--- START Input rows ---

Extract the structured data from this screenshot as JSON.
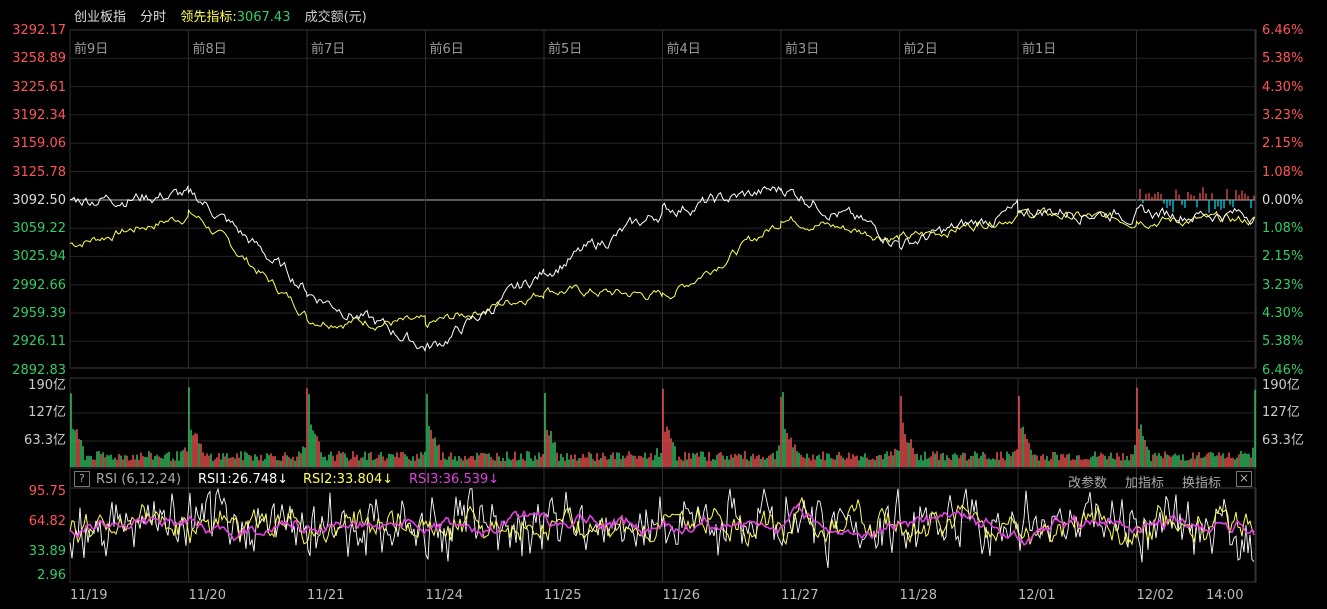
{
  "header": {
    "title": "创业板指",
    "mode": "分时",
    "lead_label": "领先指标:",
    "lead_value": "3067.43",
    "volume_label": "成交额(元)"
  },
  "price_axis": {
    "left": [
      "3292.17",
      "3258.89",
      "3225.61",
      "3192.34",
      "3159.06",
      "3125.78",
      "3092.50",
      "3059.22",
      "3025.94",
      "2992.66",
      "2959.39",
      "2926.11",
      "2892.83"
    ],
    "right": [
      "6.46%",
      "5.38%",
      "4.30%",
      "3.23%",
      "2.15%",
      "1.08%",
      "0.00%",
      "1.08%",
      "2.15%",
      "3.23%",
      "4.30%",
      "5.38%",
      "6.46%"
    ]
  },
  "day_labels": [
    "前9日",
    "前8日",
    "前7日",
    "前6日",
    "前5日",
    "前4日",
    "前3日",
    "前2日",
    "前1日"
  ],
  "volume_axis": {
    "left": [
      "190亿",
      "127亿",
      "63.3亿"
    ],
    "right": [
      "190亿",
      "127亿",
      "63.3亿"
    ]
  },
  "rsi": {
    "help": "?",
    "name": "RSI (6,12,24)",
    "rsi1": "RSI1:26.748↓",
    "rsi2": "RSI2:33.804↓",
    "rsi3": "RSI3:36.539↓",
    "btn_params": "改参数",
    "btn_add": "加指标",
    "btn_switch": "换指标",
    "close": "×",
    "axis": [
      "95.75",
      "64.82",
      "33.89",
      "2.96"
    ]
  },
  "dates": [
    "11/19",
    "11/20",
    "11/21",
    "11/24",
    "11/25",
    "11/26",
    "11/27",
    "11/28",
    "12/01",
    "12/02",
    "14:00"
  ],
  "colors": {
    "up": "#ff5555",
    "down": "#33cc66",
    "price": "#ffffff",
    "lead": "#ffff55",
    "rsi3": "#e040e0",
    "accent": "#00e5ff"
  },
  "chart_data": {
    "type": "line",
    "title": "创业板指 分时",
    "x": [
      "11/19",
      "11/20",
      "11/21",
      "11/24",
      "11/25",
      "11/26",
      "11/27",
      "11/28",
      "12/01",
      "12/02"
    ],
    "series": [
      {
        "name": "",
        "values": [
          3092,
          3098,
          2980,
          2915,
          3010,
          3080,
          3105,
          3040,
          3080,
          3075
        ]
      },
      {
        "name": "领先指标",
        "values": [
          3040,
          3075,
          2950,
          2945,
          2985,
          2978,
          3070,
          3045,
          3075,
          3067.43
        ]
      }
    ],
    "ylim": [
      2892.83,
      3292.17
    ],
    "reference": 3092.5
  }
}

--- END Input rows ---

→ Task to carry out
Leave out the pictures and reproduce the rest of the listing exactly.

→ Answer to this exercise
Extract the structured data from this screenshot as JSON.
{
  "header": {
    "title": "创业板指",
    "mode": "分时",
    "lead_label": "领先指标:",
    "lead_value": "3067.43",
    "volume_label": "成交额(元)"
  },
  "price_axis": {
    "left": [
      "3292.17",
      "3258.89",
      "3225.61",
      "3192.34",
      "3159.06",
      "3125.78",
      "3092.50",
      "3059.22",
      "3025.94",
      "2992.66",
      "2959.39",
      "2926.11",
      "2892.83"
    ],
    "right": [
      "6.46%",
      "5.38%",
      "4.30%",
      "3.23%",
      "2.15%",
      "1.08%",
      "0.00%",
      "1.08%",
      "2.15%",
      "3.23%",
      "4.30%",
      "5.38%",
      "6.46%"
    ]
  },
  "day_labels": [
    "前9日",
    "前8日",
    "前7日",
    "前6日",
    "前5日",
    "前4日",
    "前3日",
    "前2日",
    "前1日"
  ],
  "volume_axis": {
    "left": [
      "190亿",
      "127亿",
      "63.3亿"
    ],
    "right": [
      "190亿",
      "127亿",
      "63.3亿"
    ]
  },
  "rsi": {
    "help": "?",
    "name": "RSI (6,12,24)",
    "rsi1": "RSI1:26.748↓",
    "rsi2": "RSI2:33.804↓",
    "rsi3": "RSI3:36.539↓",
    "btn_params": "改参数",
    "btn_add": "加指标",
    "btn_switch": "换指标",
    "close": "×",
    "axis": [
      "95.75",
      "64.82",
      "33.89",
      "2.96"
    ]
  },
  "dates": [
    "11/19",
    "11/20",
    "11/21",
    "11/24",
    "11/25",
    "11/26",
    "11/27",
    "11/28",
    "12/01",
    "12/02",
    "14:00"
  ],
  "colors": {
    "up": "#ff5555",
    "down": "#33cc66",
    "price": "#ffffff",
    "lead": "#ffff55",
    "rsi3": "#e040e0",
    "accent": "#00e5ff"
  },
  "chart_data": {
    "type": "line",
    "title": "创业板指 分时",
    "x": [
      "11/19",
      "11/20",
      "11/21",
      "11/24",
      "11/25",
      "11/26",
      "11/27",
      "11/28",
      "12/01",
      "12/02"
    ],
    "series": [
      {
        "name": "",
        "values": [
          3092,
          3098,
          2980,
          2915,
          3010,
          3080,
          3105,
          3040,
          3080,
          3075
        ]
      },
      {
        "name": "领先指标",
        "values": [
          3040,
          3075,
          2950,
          2945,
          2985,
          2978,
          3070,
          3045,
          3075,
          3067.43
        ]
      }
    ],
    "ylim": [
      2892.83,
      3292.17
    ],
    "reference": 3092.5
  }
}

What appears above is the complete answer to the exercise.